### The request
Look through the listing for the word "care". Copy each line that has it.

= = =

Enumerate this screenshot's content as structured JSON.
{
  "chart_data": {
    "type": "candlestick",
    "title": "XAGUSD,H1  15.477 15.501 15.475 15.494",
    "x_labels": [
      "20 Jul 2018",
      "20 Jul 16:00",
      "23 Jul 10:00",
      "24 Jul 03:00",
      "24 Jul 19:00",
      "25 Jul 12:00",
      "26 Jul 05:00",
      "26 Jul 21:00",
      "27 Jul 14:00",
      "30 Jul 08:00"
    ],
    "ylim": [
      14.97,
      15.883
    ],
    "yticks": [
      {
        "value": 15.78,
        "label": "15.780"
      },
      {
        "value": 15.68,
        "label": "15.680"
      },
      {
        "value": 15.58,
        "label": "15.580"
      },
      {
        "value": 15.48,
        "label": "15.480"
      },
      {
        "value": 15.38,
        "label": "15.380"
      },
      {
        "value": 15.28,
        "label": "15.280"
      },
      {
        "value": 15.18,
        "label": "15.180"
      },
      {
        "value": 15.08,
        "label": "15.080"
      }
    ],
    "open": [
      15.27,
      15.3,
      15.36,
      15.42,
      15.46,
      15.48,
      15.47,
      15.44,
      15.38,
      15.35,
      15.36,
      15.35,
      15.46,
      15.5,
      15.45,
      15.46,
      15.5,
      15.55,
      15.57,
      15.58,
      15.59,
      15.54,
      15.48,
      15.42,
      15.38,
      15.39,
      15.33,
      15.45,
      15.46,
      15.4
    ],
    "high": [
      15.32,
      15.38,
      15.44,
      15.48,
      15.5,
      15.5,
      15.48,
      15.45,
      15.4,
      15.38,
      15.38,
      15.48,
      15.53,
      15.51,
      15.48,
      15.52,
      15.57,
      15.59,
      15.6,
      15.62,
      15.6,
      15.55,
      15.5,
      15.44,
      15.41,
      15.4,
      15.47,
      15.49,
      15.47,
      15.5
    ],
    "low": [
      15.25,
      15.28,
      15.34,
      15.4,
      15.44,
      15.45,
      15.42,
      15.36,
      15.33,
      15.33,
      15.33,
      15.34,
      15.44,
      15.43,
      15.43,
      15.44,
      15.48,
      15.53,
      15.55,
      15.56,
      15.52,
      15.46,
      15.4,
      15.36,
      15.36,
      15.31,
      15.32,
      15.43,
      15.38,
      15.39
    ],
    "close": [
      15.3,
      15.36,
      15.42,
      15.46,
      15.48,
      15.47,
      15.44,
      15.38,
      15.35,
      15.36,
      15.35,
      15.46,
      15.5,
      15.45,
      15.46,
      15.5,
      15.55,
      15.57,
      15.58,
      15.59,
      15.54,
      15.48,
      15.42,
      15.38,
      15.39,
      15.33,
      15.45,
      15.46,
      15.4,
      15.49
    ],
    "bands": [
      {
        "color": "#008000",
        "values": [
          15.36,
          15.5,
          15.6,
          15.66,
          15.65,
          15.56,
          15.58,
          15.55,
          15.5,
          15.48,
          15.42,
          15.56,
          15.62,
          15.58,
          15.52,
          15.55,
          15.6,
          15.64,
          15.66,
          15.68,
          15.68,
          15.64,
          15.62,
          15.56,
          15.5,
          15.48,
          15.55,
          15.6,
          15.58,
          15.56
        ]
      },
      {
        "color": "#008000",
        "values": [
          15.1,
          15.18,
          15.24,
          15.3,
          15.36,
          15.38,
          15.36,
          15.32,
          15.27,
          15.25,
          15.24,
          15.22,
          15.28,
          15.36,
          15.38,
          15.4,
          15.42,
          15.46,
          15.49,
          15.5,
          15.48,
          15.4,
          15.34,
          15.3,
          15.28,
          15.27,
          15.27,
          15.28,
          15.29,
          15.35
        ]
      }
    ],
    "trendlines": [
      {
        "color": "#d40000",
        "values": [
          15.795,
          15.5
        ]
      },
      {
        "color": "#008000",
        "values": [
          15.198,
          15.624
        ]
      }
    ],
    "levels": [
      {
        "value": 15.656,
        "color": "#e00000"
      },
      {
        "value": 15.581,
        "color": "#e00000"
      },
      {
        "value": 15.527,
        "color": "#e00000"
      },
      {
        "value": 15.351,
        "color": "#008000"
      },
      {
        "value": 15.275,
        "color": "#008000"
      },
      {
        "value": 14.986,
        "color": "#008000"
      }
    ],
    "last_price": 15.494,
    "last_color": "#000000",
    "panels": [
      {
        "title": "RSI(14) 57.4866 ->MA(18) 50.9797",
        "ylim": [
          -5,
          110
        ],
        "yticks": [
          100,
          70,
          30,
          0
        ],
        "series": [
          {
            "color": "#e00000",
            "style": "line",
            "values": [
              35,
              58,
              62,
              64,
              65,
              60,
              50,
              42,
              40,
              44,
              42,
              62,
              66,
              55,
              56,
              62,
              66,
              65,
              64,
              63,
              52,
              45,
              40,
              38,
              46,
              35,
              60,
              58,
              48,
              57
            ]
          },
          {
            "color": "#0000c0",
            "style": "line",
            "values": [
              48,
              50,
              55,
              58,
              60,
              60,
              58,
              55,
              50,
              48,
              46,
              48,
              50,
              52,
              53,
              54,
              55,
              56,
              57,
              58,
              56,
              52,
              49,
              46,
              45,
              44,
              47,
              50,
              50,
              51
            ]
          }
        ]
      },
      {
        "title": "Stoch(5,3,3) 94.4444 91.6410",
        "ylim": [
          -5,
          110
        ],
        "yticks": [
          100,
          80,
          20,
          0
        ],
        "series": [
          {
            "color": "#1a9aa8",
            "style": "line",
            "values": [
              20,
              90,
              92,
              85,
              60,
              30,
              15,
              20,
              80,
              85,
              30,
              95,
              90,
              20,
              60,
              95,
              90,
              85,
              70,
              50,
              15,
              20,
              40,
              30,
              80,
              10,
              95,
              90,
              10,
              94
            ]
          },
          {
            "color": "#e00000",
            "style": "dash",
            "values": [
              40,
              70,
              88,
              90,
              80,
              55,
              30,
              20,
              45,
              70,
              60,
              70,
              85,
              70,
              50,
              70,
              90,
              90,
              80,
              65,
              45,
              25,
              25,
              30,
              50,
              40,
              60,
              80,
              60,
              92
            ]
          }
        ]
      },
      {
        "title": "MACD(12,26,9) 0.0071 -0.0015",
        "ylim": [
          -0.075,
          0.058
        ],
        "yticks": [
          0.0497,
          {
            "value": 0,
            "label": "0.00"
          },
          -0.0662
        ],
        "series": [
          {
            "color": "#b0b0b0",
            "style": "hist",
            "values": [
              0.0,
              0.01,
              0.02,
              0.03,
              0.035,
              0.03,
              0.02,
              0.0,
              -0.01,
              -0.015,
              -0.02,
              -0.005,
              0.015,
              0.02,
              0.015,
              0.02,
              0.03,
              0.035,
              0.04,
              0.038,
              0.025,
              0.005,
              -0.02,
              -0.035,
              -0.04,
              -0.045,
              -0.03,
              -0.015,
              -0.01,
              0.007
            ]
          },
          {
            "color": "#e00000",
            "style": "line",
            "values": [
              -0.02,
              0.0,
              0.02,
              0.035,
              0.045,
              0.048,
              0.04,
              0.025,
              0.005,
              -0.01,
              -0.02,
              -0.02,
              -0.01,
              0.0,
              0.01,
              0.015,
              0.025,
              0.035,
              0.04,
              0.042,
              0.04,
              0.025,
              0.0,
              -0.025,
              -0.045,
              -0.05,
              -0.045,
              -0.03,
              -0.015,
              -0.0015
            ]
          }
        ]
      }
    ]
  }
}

= = =

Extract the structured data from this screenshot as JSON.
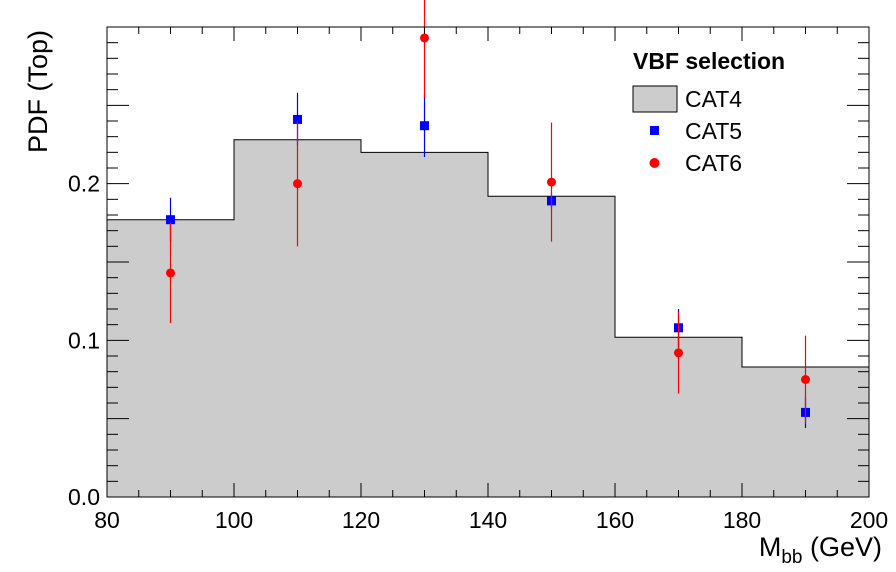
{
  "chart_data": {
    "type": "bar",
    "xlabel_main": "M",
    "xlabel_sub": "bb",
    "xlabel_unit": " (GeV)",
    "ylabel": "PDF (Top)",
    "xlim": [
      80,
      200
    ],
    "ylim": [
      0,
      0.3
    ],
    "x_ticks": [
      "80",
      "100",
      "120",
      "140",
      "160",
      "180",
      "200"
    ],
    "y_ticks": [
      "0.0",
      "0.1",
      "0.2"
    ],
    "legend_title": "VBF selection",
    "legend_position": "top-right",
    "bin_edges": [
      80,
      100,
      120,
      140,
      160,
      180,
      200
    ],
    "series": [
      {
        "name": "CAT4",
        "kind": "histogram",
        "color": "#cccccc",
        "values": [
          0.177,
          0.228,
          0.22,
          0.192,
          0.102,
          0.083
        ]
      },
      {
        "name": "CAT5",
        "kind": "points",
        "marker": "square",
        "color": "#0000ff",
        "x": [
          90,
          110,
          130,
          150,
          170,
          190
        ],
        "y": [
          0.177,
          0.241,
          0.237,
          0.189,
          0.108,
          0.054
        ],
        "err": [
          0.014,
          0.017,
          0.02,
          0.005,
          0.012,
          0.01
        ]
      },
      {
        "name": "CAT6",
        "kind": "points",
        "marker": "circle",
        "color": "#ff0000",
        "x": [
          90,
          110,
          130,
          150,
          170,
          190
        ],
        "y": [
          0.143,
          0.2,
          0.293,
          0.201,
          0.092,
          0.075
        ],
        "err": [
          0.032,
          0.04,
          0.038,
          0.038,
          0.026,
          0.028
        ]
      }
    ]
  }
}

= = =

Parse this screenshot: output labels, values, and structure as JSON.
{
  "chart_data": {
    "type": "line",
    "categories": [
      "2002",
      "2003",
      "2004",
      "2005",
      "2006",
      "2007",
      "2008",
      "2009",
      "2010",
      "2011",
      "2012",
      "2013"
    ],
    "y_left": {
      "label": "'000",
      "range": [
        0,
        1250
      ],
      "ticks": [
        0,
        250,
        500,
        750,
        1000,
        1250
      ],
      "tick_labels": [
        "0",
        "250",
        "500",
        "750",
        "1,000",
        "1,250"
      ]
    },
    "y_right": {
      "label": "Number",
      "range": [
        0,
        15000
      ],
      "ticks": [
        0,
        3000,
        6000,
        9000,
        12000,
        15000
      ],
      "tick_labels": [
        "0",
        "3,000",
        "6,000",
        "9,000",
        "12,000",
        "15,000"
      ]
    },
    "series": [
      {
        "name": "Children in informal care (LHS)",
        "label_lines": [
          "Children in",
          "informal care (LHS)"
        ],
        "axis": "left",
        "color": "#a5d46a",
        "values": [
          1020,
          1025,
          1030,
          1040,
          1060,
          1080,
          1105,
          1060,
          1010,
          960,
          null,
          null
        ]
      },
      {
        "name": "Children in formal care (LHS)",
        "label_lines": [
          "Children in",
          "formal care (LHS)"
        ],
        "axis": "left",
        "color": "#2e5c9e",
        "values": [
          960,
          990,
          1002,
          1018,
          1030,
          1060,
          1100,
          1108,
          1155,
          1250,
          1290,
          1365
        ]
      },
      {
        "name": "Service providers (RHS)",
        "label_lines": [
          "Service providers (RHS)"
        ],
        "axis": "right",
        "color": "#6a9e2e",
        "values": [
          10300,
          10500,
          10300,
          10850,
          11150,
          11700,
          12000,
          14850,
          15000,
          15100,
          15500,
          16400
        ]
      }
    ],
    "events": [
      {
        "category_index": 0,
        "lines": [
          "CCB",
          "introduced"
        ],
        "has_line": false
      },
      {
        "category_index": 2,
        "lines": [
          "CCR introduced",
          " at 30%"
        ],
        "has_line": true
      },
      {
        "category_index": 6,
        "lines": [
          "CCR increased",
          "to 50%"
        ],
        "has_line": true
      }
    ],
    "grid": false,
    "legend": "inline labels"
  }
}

= = =

### Response to the exercise
        "name": "Children in informal care (LHS)",
          "informal care (LHS)"
        "name": "Children in formal care (LHS)",
          "formal care (LHS)"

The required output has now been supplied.